### WHAT IS EXPECTED
Return all the data, word for word.

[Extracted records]
<<<<

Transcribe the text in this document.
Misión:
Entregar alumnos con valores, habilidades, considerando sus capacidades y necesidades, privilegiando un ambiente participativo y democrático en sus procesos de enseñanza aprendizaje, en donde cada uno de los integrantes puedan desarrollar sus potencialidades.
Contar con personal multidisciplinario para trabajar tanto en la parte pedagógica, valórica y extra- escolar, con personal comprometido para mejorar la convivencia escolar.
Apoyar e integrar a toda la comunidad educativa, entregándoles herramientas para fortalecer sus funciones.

>>>>

### SOLUTION
Transcribe the text in this document.
Misión:
Entregar alumnos con valores, habilidades, considerando sus capacidades y necesidades, privilegiando un ambiente participativo y democrático en sus procesos de enseñanza aprendizaje, en donde cada uno de los integrantes puedan desarrollar sus potencialidades.
Contar con personal multidisciplinario para trabajar tanto en la parte pedagógica, valórica y extra- escolar, con personal comprometido para mejorar la convivencia escolar.
Apoyar e integrar a toda la comunidad educativa, entregándoles herramientas para fortalecer sus funciones.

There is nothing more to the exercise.